*** DATA LINES
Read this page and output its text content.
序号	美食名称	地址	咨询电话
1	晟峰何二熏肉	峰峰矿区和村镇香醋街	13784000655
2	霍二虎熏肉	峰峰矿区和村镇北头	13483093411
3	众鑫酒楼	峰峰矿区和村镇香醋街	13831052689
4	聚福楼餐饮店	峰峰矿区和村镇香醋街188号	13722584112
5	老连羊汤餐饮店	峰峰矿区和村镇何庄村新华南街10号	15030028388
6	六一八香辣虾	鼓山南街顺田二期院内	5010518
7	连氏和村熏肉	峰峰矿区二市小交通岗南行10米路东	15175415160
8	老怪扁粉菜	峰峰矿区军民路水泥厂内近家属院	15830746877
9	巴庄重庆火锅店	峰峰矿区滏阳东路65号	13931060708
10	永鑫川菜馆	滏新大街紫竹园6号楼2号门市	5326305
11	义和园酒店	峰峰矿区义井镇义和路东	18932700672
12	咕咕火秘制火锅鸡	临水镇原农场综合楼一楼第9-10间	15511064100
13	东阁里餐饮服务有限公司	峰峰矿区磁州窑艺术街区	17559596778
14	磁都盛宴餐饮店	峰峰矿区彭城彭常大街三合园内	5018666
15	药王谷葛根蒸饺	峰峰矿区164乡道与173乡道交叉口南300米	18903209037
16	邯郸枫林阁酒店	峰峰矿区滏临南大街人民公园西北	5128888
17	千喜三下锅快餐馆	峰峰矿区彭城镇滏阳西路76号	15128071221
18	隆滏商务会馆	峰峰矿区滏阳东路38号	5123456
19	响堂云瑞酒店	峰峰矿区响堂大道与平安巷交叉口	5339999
******
• [GIVEN INSTRUCTION]: Repeat each record in full; every line must match exactly.

• [EXERCISE SOLUTION]:
Read this page and output its text content.
序号	美食名称	地址	咨询电话
1	晟峰何二熏肉	峰峰矿区和村镇香醋街	13784000655
2	霍二虎熏肉	峰峰矿区和村镇北头	13483093411
3	众鑫酒楼	峰峰矿区和村镇香醋街	13831052689
4	聚福楼餐饮店	峰峰矿区和村镇香醋街188号	13722584112
5	老连羊汤餐饮店	峰峰矿区和村镇何庄村新华南街10号	15030028388
6	六一八香辣虾	鼓山南街顺田二期院内	5010518
7	连氏和村熏肉	峰峰矿区二市小交通岗南行10米路东	15175415160
8	老怪扁粉菜	峰峰矿区军民路水泥厂内近家属院	15830746877
9	巴庄重庆火锅店	峰峰矿区滏阳东路65号	13931060708
10	永鑫川菜馆	滏新大街紫竹园6号楼2号门市	5326305
11	义和园酒店	峰峰矿区义井镇义和路东	18932700672
12	咕咕火秘制火锅鸡	临水镇原农场综合楼一楼第9-10间	15511064100
13	东阁里餐饮服务有限公司	峰峰矿区磁州窑艺术街区	17559596778
14	磁都盛宴餐饮店	峰峰矿区彭城彭常大街三合园内	5018666
15	药王谷葛根蒸饺	峰峰矿区164乡道与173乡道交叉口南300米	18903209037
16	邯郸枫林阁酒店	峰峰矿区滏临南大街人民公园西北	5128888
17	千喜三下锅快餐馆	峰峰矿区彭城镇滏阳西路76号	15128071221
18	隆滏商务会馆	峰峰矿区滏阳东路38号	5123456
19	响堂云瑞酒店	峰峰矿区响堂大道与平安巷交叉口	5339999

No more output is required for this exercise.